Records:
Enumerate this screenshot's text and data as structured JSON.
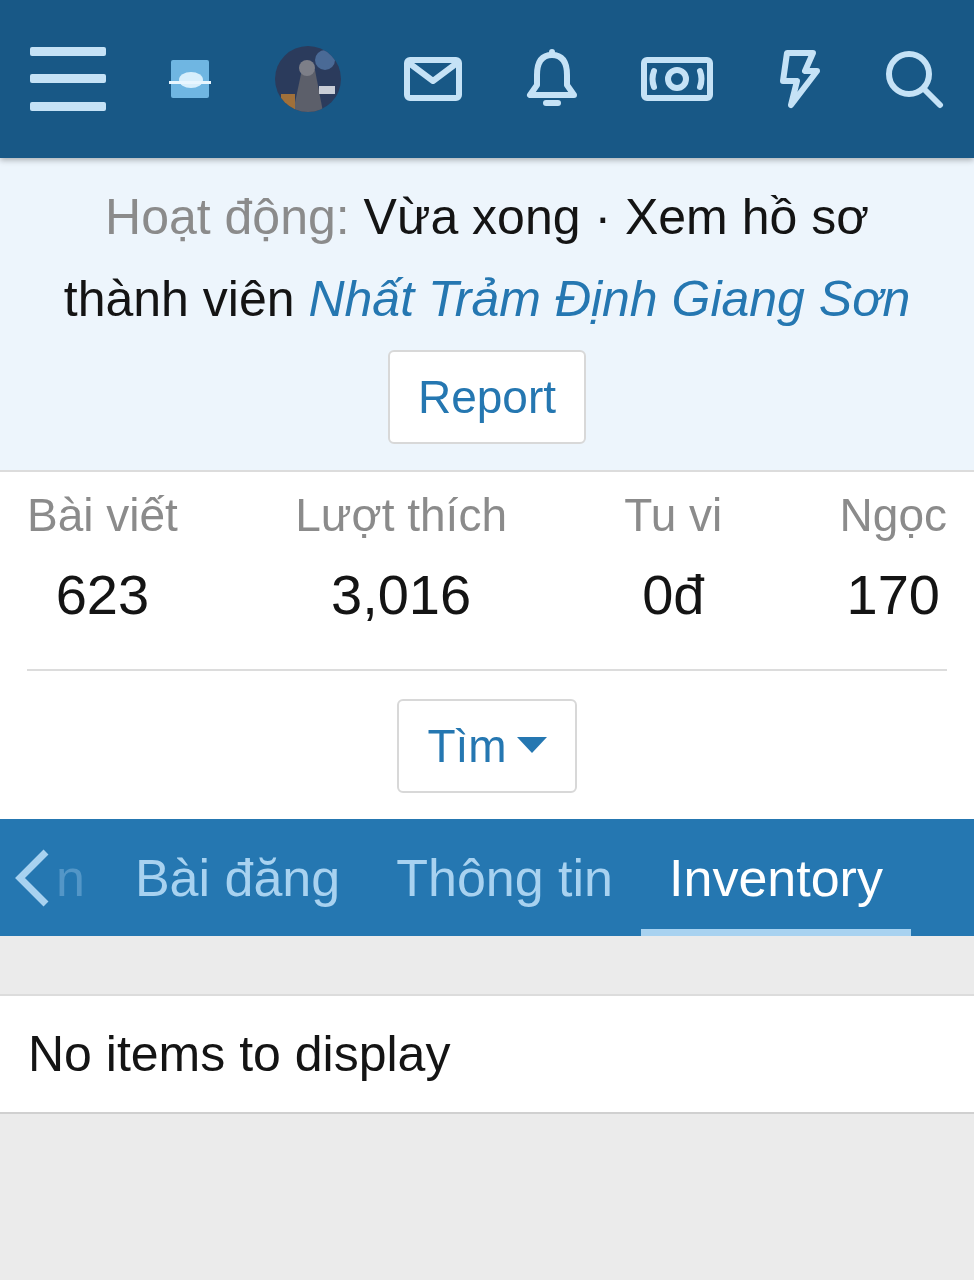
{
  "profile": {
    "activity_label": "Hoạt động:",
    "activity_value": "Vừa xong · Xem hồ sơ thành viên",
    "member_name": "Nhất Trảm Định Giang Sơn",
    "report_button": "Report"
  },
  "stats": [
    {
      "label": "Bài viết",
      "value": "623"
    },
    {
      "label": "Lượt thích",
      "value": "3,016"
    },
    {
      "label": "Tu vi",
      "value": "0đ"
    },
    {
      "label": "Ngọc",
      "value": "170"
    }
  ],
  "find_button": "Tìm",
  "tabs": [
    {
      "label": "n",
      "selected": false,
      "faded": true
    },
    {
      "label": "Bài đăng",
      "selected": false,
      "faded": false
    },
    {
      "label": "Thông tin",
      "selected": false,
      "faded": false
    },
    {
      "label": "Inventory",
      "selected": true,
      "faded": false
    }
  ],
  "content": {
    "empty_message": "No items to display"
  }
}
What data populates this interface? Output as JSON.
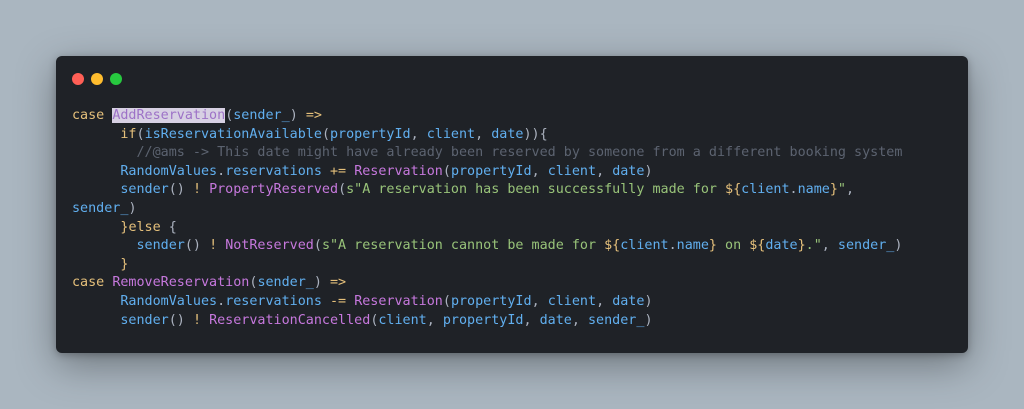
{
  "window": {
    "colors": {
      "close": "#ff5f56",
      "minimize": "#ffbd2e",
      "zoom": "#27c93f"
    }
  },
  "code": {
    "lines": [
      [
        {
          "t": "case ",
          "c": "kw"
        },
        {
          "t": "AddReservation",
          "c": "hl"
        },
        {
          "t": "(",
          "c": "plain"
        },
        {
          "t": "sender_",
          "c": "param"
        },
        {
          "t": ") ",
          "c": "plain"
        },
        {
          "t": "=>",
          "c": "op"
        }
      ],
      [
        {
          "t": "      ",
          "c": "plain"
        },
        {
          "t": "if",
          "c": "kw"
        },
        {
          "t": "(",
          "c": "plain"
        },
        {
          "t": "isReservationAvailable",
          "c": "param"
        },
        {
          "t": "(",
          "c": "plain"
        },
        {
          "t": "propertyId",
          "c": "param"
        },
        {
          "t": ", ",
          "c": "plain"
        },
        {
          "t": "client",
          "c": "param"
        },
        {
          "t": ", ",
          "c": "plain"
        },
        {
          "t": "date",
          "c": "param"
        },
        {
          "t": ")){",
          "c": "plain"
        }
      ],
      [
        {
          "t": "        ",
          "c": "plain"
        },
        {
          "t": "//@ams -> This date might have already been reserved by someone from a different booking system",
          "c": "cmt"
        }
      ],
      [
        {
          "t": "      ",
          "c": "plain"
        },
        {
          "t": "RandomValues",
          "c": "param"
        },
        {
          "t": ".",
          "c": "plain"
        },
        {
          "t": "reservations",
          "c": "param"
        },
        {
          "t": " ",
          "c": "plain"
        },
        {
          "t": "+=",
          "c": "op"
        },
        {
          "t": " ",
          "c": "plain"
        },
        {
          "t": "Reservation",
          "c": "fn"
        },
        {
          "t": "(",
          "c": "plain"
        },
        {
          "t": "propertyId",
          "c": "param"
        },
        {
          "t": ", ",
          "c": "plain"
        },
        {
          "t": "client",
          "c": "param"
        },
        {
          "t": ", ",
          "c": "plain"
        },
        {
          "t": "date",
          "c": "param"
        },
        {
          "t": ")",
          "c": "plain"
        }
      ],
      [
        {
          "t": "      ",
          "c": "plain"
        },
        {
          "t": "sender",
          "c": "param"
        },
        {
          "t": "() ",
          "c": "plain"
        },
        {
          "t": "!",
          "c": "op"
        },
        {
          "t": " ",
          "c": "plain"
        },
        {
          "t": "PropertyReserved",
          "c": "fn"
        },
        {
          "t": "(",
          "c": "plain"
        },
        {
          "t": "s\"A reservation has been successfully made for ",
          "c": "str"
        },
        {
          "t": "${",
          "c": "kw"
        },
        {
          "t": "client",
          "c": "param"
        },
        {
          "t": ".",
          "c": "plain"
        },
        {
          "t": "name",
          "c": "param"
        },
        {
          "t": "}",
          "c": "kw"
        },
        {
          "t": "\"",
          "c": "str"
        },
        {
          "t": ",",
          "c": "plain"
        }
      ],
      [
        {
          "t": "sender_",
          "c": "param"
        },
        {
          "t": ")",
          "c": "plain"
        }
      ],
      [
        {
          "t": "      ",
          "c": "plain"
        },
        {
          "t": "}",
          "c": "kw"
        },
        {
          "t": "else",
          "c": "kw"
        },
        {
          "t": " {",
          "c": "plain"
        }
      ],
      [
        {
          "t": "        ",
          "c": "plain"
        },
        {
          "t": "sender",
          "c": "param"
        },
        {
          "t": "() ",
          "c": "plain"
        },
        {
          "t": "!",
          "c": "op"
        },
        {
          "t": " ",
          "c": "plain"
        },
        {
          "t": "NotReserved",
          "c": "fn"
        },
        {
          "t": "(",
          "c": "plain"
        },
        {
          "t": "s\"A reservation cannot be made for ",
          "c": "str"
        },
        {
          "t": "${",
          "c": "kw"
        },
        {
          "t": "client",
          "c": "param"
        },
        {
          "t": ".",
          "c": "plain"
        },
        {
          "t": "name",
          "c": "param"
        },
        {
          "t": "}",
          "c": "kw"
        },
        {
          "t": " on ",
          "c": "str"
        },
        {
          "t": "${",
          "c": "kw"
        },
        {
          "t": "date",
          "c": "param"
        },
        {
          "t": "}",
          "c": "kw"
        },
        {
          "t": ".\"",
          "c": "str"
        },
        {
          "t": ", ",
          "c": "plain"
        },
        {
          "t": "sender_",
          "c": "param"
        },
        {
          "t": ")",
          "c": "plain"
        }
      ],
      [
        {
          "t": "      ",
          "c": "plain"
        },
        {
          "t": "}",
          "c": "kw"
        }
      ],
      [
        {
          "t": "case ",
          "c": "kw"
        },
        {
          "t": "RemoveReservation",
          "c": "fn"
        },
        {
          "t": "(",
          "c": "plain"
        },
        {
          "t": "sender_",
          "c": "param"
        },
        {
          "t": ") ",
          "c": "plain"
        },
        {
          "t": "=>",
          "c": "op"
        }
      ],
      [
        {
          "t": "      ",
          "c": "plain"
        },
        {
          "t": "RandomValues",
          "c": "param"
        },
        {
          "t": ".",
          "c": "plain"
        },
        {
          "t": "reservations",
          "c": "param"
        },
        {
          "t": " ",
          "c": "plain"
        },
        {
          "t": "-=",
          "c": "op"
        },
        {
          "t": " ",
          "c": "plain"
        },
        {
          "t": "Reservation",
          "c": "fn"
        },
        {
          "t": "(",
          "c": "plain"
        },
        {
          "t": "propertyId",
          "c": "param"
        },
        {
          "t": ", ",
          "c": "plain"
        },
        {
          "t": "client",
          "c": "param"
        },
        {
          "t": ", ",
          "c": "plain"
        },
        {
          "t": "date",
          "c": "param"
        },
        {
          "t": ")",
          "c": "plain"
        }
      ],
      [
        {
          "t": "      ",
          "c": "plain"
        },
        {
          "t": "sender",
          "c": "param"
        },
        {
          "t": "() ",
          "c": "plain"
        },
        {
          "t": "!",
          "c": "op"
        },
        {
          "t": " ",
          "c": "plain"
        },
        {
          "t": "ReservationCancelled",
          "c": "fn"
        },
        {
          "t": "(",
          "c": "plain"
        },
        {
          "t": "client",
          "c": "param"
        },
        {
          "t": ", ",
          "c": "plain"
        },
        {
          "t": "propertyId",
          "c": "param"
        },
        {
          "t": ", ",
          "c": "plain"
        },
        {
          "t": "date",
          "c": "param"
        },
        {
          "t": ", ",
          "c": "plain"
        },
        {
          "t": "sender_",
          "c": "param"
        },
        {
          "t": ")",
          "c": "plain"
        }
      ]
    ]
  }
}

- AIM: Transcribe each entry above exactly, apart from the pictures.

- PROBLEM SOLUTION:
Enumerate this screenshot's text and data as structured JSON.
{
  "profile": {
    "activity_label": "Hoạt động:",
    "activity_value": "Vừa xong · Xem hồ sơ thành viên",
    "member_name": "Nhất Trảm Định Giang Sơn",
    "report_button": "Report"
  },
  "stats": [
    {
      "label": "Bài viết",
      "value": "623"
    },
    {
      "label": "Lượt thích",
      "value": "3,016"
    },
    {
      "label": "Tu vi",
      "value": "0đ"
    },
    {
      "label": "Ngọc",
      "value": "170"
    }
  ],
  "find_button": "Tìm",
  "tabs": [
    {
      "label": "n",
      "selected": false,
      "faded": true
    },
    {
      "label": "Bài đăng",
      "selected": false,
      "faded": false
    },
    {
      "label": "Thông tin",
      "selected": false,
      "faded": false
    },
    {
      "label": "Inventory",
      "selected": true,
      "faded": false
    }
  ],
  "content": {
    "empty_message": "No items to display"
  }
}
What data populates this interface? Output as JSON.
{
  "window": {
    "colors": {
      "close": "#ff5f56",
      "minimize": "#ffbd2e",
      "zoom": "#27c93f"
    }
  },
  "code": {
    "lines": [
      [
        {
          "t": "case ",
          "c": "kw"
        },
        {
          "t": "AddReservation",
          "c": "hl"
        },
        {
          "t": "(",
          "c": "plain"
        },
        {
          "t": "sender_",
          "c": "param"
        },
        {
          "t": ") ",
          "c": "plain"
        },
        {
          "t": "=>",
          "c": "op"
        }
      ],
      [
        {
          "t": "      ",
          "c": "plain"
        },
        {
          "t": "if",
          "c": "kw"
        },
        {
          "t": "(",
          "c": "plain"
        },
        {
          "t": "isReservationAvailable",
          "c": "param"
        },
        {
          "t": "(",
          "c": "plain"
        },
        {
          "t": "propertyId",
          "c": "param"
        },
        {
          "t": ", ",
          "c": "plain"
        },
        {
          "t": "client",
          "c": "param"
        },
        {
          "t": ", ",
          "c": "plain"
        },
        {
          "t": "date",
          "c": "param"
        },
        {
          "t": ")){",
          "c": "plain"
        }
      ],
      [
        {
          "t": "        ",
          "c": "plain"
        },
        {
          "t": "//@ams -> This date might have already been reserved by someone from a different booking system",
          "c": "cmt"
        }
      ],
      [
        {
          "t": "      ",
          "c": "plain"
        },
        {
          "t": "RandomValues",
          "c": "param"
        },
        {
          "t": ".",
          "c": "plain"
        },
        {
          "t": "reservations",
          "c": "param"
        },
        {
          "t": " ",
          "c": "plain"
        },
        {
          "t": "+=",
          "c": "op"
        },
        {
          "t": " ",
          "c": "plain"
        },
        {
          "t": "Reservation",
          "c": "fn"
        },
        {
          "t": "(",
          "c": "plain"
        },
        {
          "t": "propertyId",
          "c": "param"
        },
        {
          "t": ", ",
          "c": "plain"
        },
        {
          "t": "client",
          "c": "param"
        },
        {
          "t": ", ",
          "c": "plain"
        },
        {
          "t": "date",
          "c": "param"
        },
        {
          "t": ")",
          "c": "plain"
        }
      ],
      [
        {
          "t": "      ",
          "c": "plain"
        },
        {
          "t": "sender",
          "c": "param"
        },
        {
          "t": "() ",
          "c": "plain"
        },
        {
          "t": "!",
          "c": "op"
        },
        {
          "t": " ",
          "c": "plain"
        },
        {
          "t": "PropertyReserved",
          "c": "fn"
        },
        {
          "t": "(",
          "c": "plain"
        },
        {
          "t": "s\"A reservation has been successfully made for ",
          "c": "str"
        },
        {
          "t": "${",
          "c": "kw"
        },
        {
          "t": "client",
          "c": "param"
        },
        {
          "t": ".",
          "c": "plain"
        },
        {
          "t": "name",
          "c": "param"
        },
        {
          "t": "}",
          "c": "kw"
        },
        {
          "t": "\"",
          "c": "str"
        },
        {
          "t": ",",
          "c": "plain"
        }
      ],
      [
        {
          "t": "sender_",
          "c": "param"
        },
        {
          "t": ")",
          "c": "plain"
        }
      ],
      [
        {
          "t": "      ",
          "c": "plain"
        },
        {
          "t": "}",
          "c": "kw"
        },
        {
          "t": "else",
          "c": "kw"
        },
        {
          "t": " {",
          "c": "plain"
        }
      ],
      [
        {
          "t": "        ",
          "c": "plain"
        },
        {
          "t": "sender",
          "c": "param"
        },
        {
          "t": "() ",
          "c": "plain"
        },
        {
          "t": "!",
          "c": "op"
        },
        {
          "t": " ",
          "c": "plain"
        },
        {
          "t": "NotReserved",
          "c": "fn"
        },
        {
          "t": "(",
          "c": "plain"
        },
        {
          "t": "s\"A reservation cannot be made for ",
          "c": "str"
        },
        {
          "t": "${",
          "c": "kw"
        },
        {
          "t": "client",
          "c": "param"
        },
        {
          "t": ".",
          "c": "plain"
        },
        {
          "t": "name",
          "c": "param"
        },
        {
          "t": "}",
          "c": "kw"
        },
        {
          "t": " on ",
          "c": "str"
        },
        {
          "t": "${",
          "c": "kw"
        },
        {
          "t": "date",
          "c": "param"
        },
        {
          "t": "}",
          "c": "kw"
        },
        {
          "t": ".\"",
          "c": "str"
        },
        {
          "t": ", ",
          "c": "plain"
        },
        {
          "t": "sender_",
          "c": "param"
        },
        {
          "t": ")",
          "c": "plain"
        }
      ],
      [
        {
          "t": "      ",
          "c": "plain"
        },
        {
          "t": "}",
          "c": "kw"
        }
      ],
      [
        {
          "t": "case ",
          "c": "kw"
        },
        {
          "t": "RemoveReservation",
          "c": "fn"
        },
        {
          "t": "(",
          "c": "plain"
        },
        {
          "t": "sender_",
          "c": "param"
        },
        {
          "t": ") ",
          "c": "plain"
        },
        {
          "t": "=>",
          "c": "op"
        }
      ],
      [
        {
          "t": "      ",
          "c": "plain"
        },
        {
          "t": "RandomValues",
          "c": "param"
        },
        {
          "t": ".",
          "c": "plain"
        },
        {
          "t": "reservations",
          "c": "param"
        },
        {
          "t": " ",
          "c": "plain"
        },
        {
          "t": "-=",
          "c": "op"
        },
        {
          "t": " ",
          "c": "plain"
        },
        {
          "t": "Reservation",
          "c": "fn"
        },
        {
          "t": "(",
          "c": "plain"
        },
        {
          "t": "propertyId",
          "c": "param"
        },
        {
          "t": ", ",
          "c": "plain"
        },
        {
          "t": "client",
          "c": "param"
        },
        {
          "t": ", ",
          "c": "plain"
        },
        {
          "t": "date",
          "c": "param"
        },
        {
          "t": ")",
          "c": "plain"
        }
      ],
      [
        {
          "t": "      ",
          "c": "plain"
        },
        {
          "t": "sender",
          "c": "param"
        },
        {
          "t": "() ",
          "c": "plain"
        },
        {
          "t": "!",
          "c": "op"
        },
        {
          "t": " ",
          "c": "plain"
        },
        {
          "t": "ReservationCancelled",
          "c": "fn"
        },
        {
          "t": "(",
          "c": "plain"
        },
        {
          "t": "client",
          "c": "param"
        },
        {
          "t": ", ",
          "c": "plain"
        },
        {
          "t": "propertyId",
          "c": "param"
        },
        {
          "t": ", ",
          "c": "plain"
        },
        {
          "t": "date",
          "c": "param"
        },
        {
          "t": ", ",
          "c": "plain"
        },
        {
          "t": "sender_",
          "c": "param"
        },
        {
          "t": ")",
          "c": "plain"
        }
      ]
    ]
  }
}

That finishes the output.